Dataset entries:
━━━━━━━━

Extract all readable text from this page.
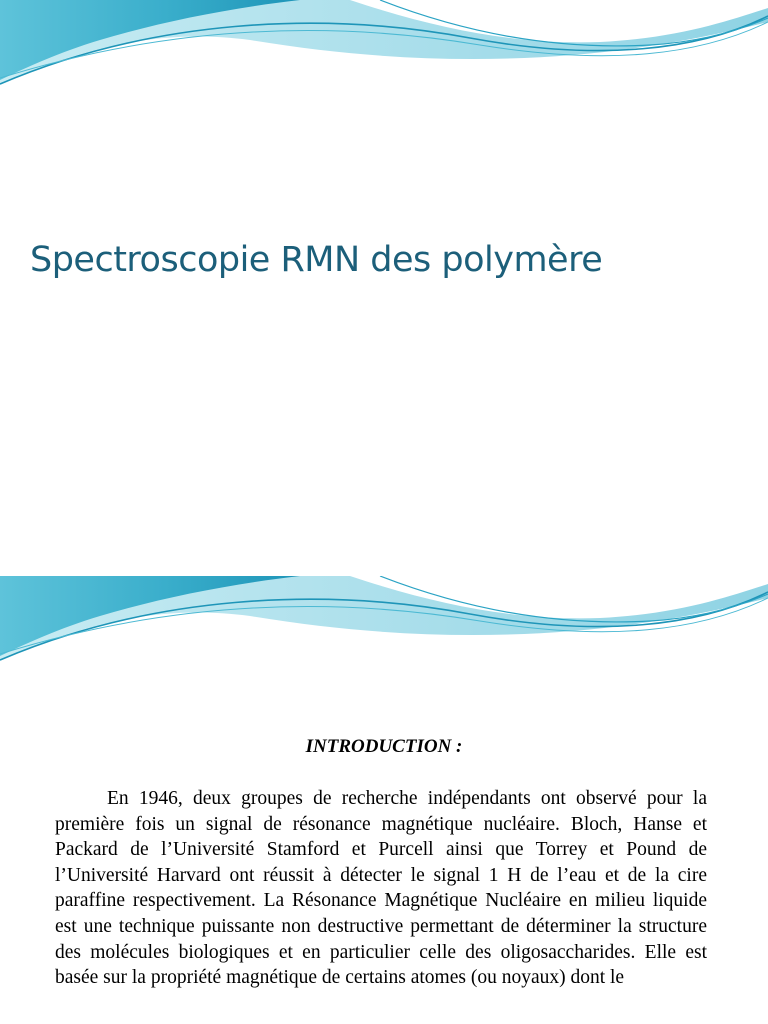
Spectroscopie RMN des polymère
INTRODUCTION :

En 1946, deux groupes de recherche indépendants ont observé pour la première fois un signal de résonance magnétique nucléaire. Bloch, Hanse et Packard de l’Université Stamford et Purcell ainsi que Torrey et Pound de l’Université Harvard ont réussit à détecter le signal 1 H de l’eau et de la cire paraffine respectivement. La Résonance Magnétique Nucléaire en milieu liquide est une technique puissante non destructive permettant de déterminer la structure des molécules biologiques et en particulier celle des oligosaccharides. Elle est basée sur la propriété magnétique de certains atomes (ou noyaux) dont le
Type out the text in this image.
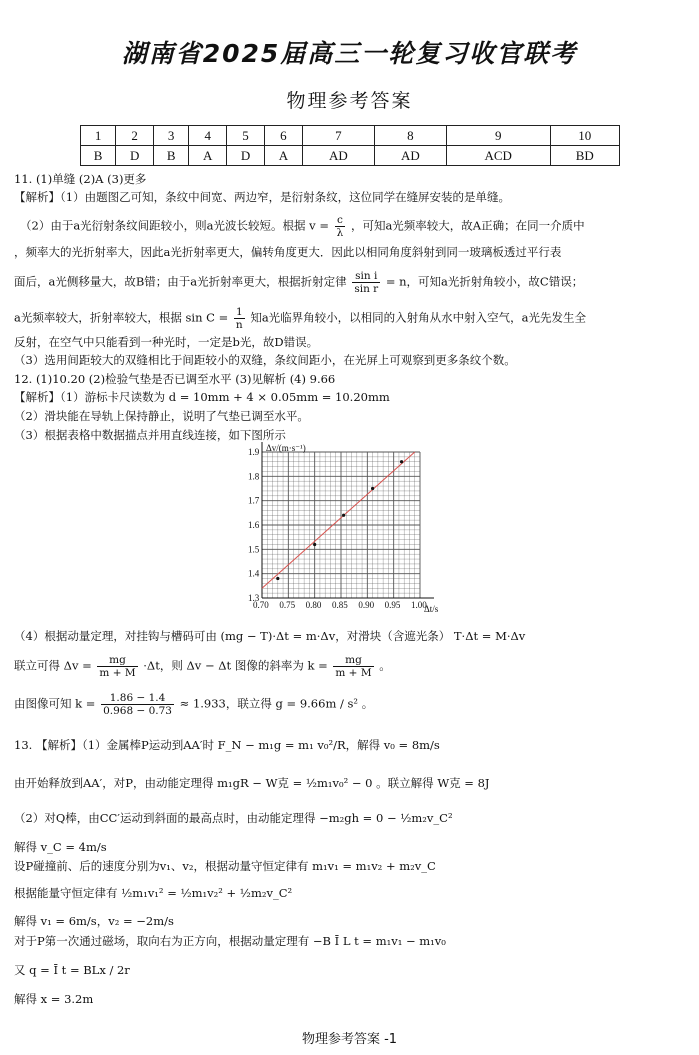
湖南省2025届高三一轮复习收官联考
物理参考答案
1	2	3	4	5	6	7	8	9	10
B	D	B	A	D	A	AD	AD	ACD	BD
11. (1)单缝 (2)A (3)更多
【解析】（1）由题图乙可知，条纹中间宽、两边窄，是衍射条纹，这位同学在缝屏安装的是单缝。
（2）由于a光衍射条纹间距较小，则a光波长较短。根据 $v = \frac{c}{\lambda}$ ，可知a光频率较大，故A正确；在同一介质中
，频率大的光折射率大，因此a光折射率更大，偏转角度更大．因此以相同角度斜射到同一玻璃板透过平行表
面后，a光侧移量大，故B错；由于a光折射率更大，根据折射定律 $\frac{\text{sin i}}{\text{sin r}} = n$，可知a光折射角较小，故C错误；
a光频率较大，折射率较大，根据 $\sin C = \frac{1}{n}$ 知a光临界角较小，以相同的入射角从水中射入空气，a光先发生全
反射，在空气中只能看到一种光时，一定是b光，故D错误。
（3）选用间距较大的双缝相比于间距较小的双缝，条纹间距小，在光屏上可观察到更多条纹个数。
12. (1)10.20 (2)检验气垫是否已调至水平 (3)见解析 (4) 9.66
【解析】（1）游标卡尺读数为 d = 10mm + 4 × 0.05mm = 10.20mm
（2）滑块能在导轨上保持静止，说明了气垫已调至水平。
（3）根据表格中数据描点并用直线连接，如下图所示
0.70 0.75 0.80 0.85 0.90 0.95 1.00
1.3
1.4
1.5
1.6
1.7
1.8
1.9 Δv/(m·s⁻¹)
Δt/s
（4）根据动量定理，对挂钩与槽码可由 (mg − T)·Δt = m·Δv，对滑块（含遮光条） T·Δt = M·Δv
联立可得 $\Delta v = \frac{mg}{m + M} \cdot\Delta t$，则 Δv − Δt 图像的斜率为 $k = \frac{mg}{m + M}$ 。
由图像可知 $k = \frac{1.86 - 1.4}{0.968 - 0.73} \approx 1.933$，联立得 g = 9.66m / s² 。
13. 【解析】（1）金属棒P运动到AA′时 F_N − m₁g = m₁ v₀²/R，解得 v₀ = 8m/s
由开始释放到AA′，对P，由动能定理得 m₁gR − W克 = ½m₁v₀² − 0 。联立解得 W克 = 8J
（2）对Q棒，由CC′运动到斜面的最高点时，由动能定理得 −m₂gh = 0 − ½m₂v_C²
解得 v_C = 4m/s
设P碰撞前、后的速度分别为v₁、v₂，根据动量守恒定律有 m₁v₁ = m₁v₂ + m₂v_C
根据能量守恒定律有 ½m₁v₁² = ½m₁v₂² + ½m₂v_C²
解得 v₁ = 6m/s，v₂ = −2m/s
对于P第一次通过磁场，取向右为正方向，根据动量定理有 −B Ī L t = m₁v₁ − m₁v₀
又 q = Ī t = BLx / 2r
解得 x = 3.2m
物理参考答案 -1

━━━━━━━━

Set down nothing but the lines from the one containing "Type out the text in this image." to the final line above, both included, with every picture left out.

Type out the text in this image.
湖南省2025届高三一轮复习收官联考
物理参考答案
1	2	3	4	5	6	7	8	9	10
B	D	B	A	D	A	AD	AD	ACD	BD
11. (1)单缝 (2)A (3)更多
【解析】（1）由题图乙可知，条纹中间宽、两边窄，是衍射条纹，这位同学在缝屏安装的是单缝。
（2）由于a光衍射条纹间距较小，则a光波长较短。根据 $v = \frac{c}{\lambda}$ ，可知a光频率较大，故A正确；在同一介质中
，频率大的光折射率大，因此a光折射率更大，偏转角度更大．因此以相同角度斜射到同一玻璃板透过平行表
面后，a光侧移量大，故B错；由于a光折射率更大，根据折射定律 $\frac{\text{sin i}}{\text{sin r}} = n$，可知a光折射角较小，故C错误；
a光频率较大，折射率较大，根据 $\sin C = \frac{1}{n}$ 知a光临界角较小，以相同的入射角从水中射入空气，a光先发生全
反射，在空气中只能看到一种光时，一定是b光，故D错误。
（3）选用间距较大的双缝相比于间距较小的双缝，条纹间距小，在光屏上可观察到更多条纹个数。
12. (1)10.20 (2)检验气垫是否已调至水平 (3)见解析 (4) 9.66
【解析】（1）游标卡尺读数为 d = 10mm + 4 × 0.05mm = 10.20mm
（2）滑块能在导轨上保持静止，说明了气垫已调至水平。
（3）根据表格中数据描点并用直线连接，如下图所示
0.70 0.75 0.80 0.85 0.90 0.95 1.00
1.3
1.4
1.5
1.6
1.7
1.8
1.9 Δv/(m·s⁻¹)
Δt/s
（4）根据动量定理，对挂钩与槽码可由 (mg − T)·Δt = m·Δv，对滑块（含遮光条） T·Δt = M·Δv
联立可得 $\Delta v = \frac{mg}{m + M} \cdot\Delta t$，则 Δv − Δt 图像的斜率为 $k = \frac{mg}{m + M}$ 。
由图像可知 $k = \frac{1.86 - 1.4}{0.968 - 0.73} \approx 1.933$，联立得 g = 9.66m / s² 。
13. 【解析】（1）金属棒P运动到AA′时 F_N − m₁g = m₁ v₀²/R，解得 v₀ = 8m/s
由开始释放到AA′，对P，由动能定理得 m₁gR − W克 = ½m₁v₀² − 0 。联立解得 W克 = 8J
（2）对Q棒，由CC′运动到斜面的最高点时，由动能定理得 −m₂gh = 0 − ½m₂v_C²
解得 v_C = 4m/s
设P碰撞前、后的速度分别为v₁、v₂，根据动量守恒定律有 m₁v₁ = m₁v₂ + m₂v_C
根据能量守恒定律有 ½m₁v₁² = ½m₁v₂² + ½m₂v_C²
解得 v₁ = 6m/s，v₂ = −2m/s
对于P第一次通过磁场，取向右为正方向，根据动量定理有 −B Ī L t = m₁v₁ − m₁v₀
又 q = Ī t = BLx / 2r
解得 x = 3.2m
物理参考答案 -1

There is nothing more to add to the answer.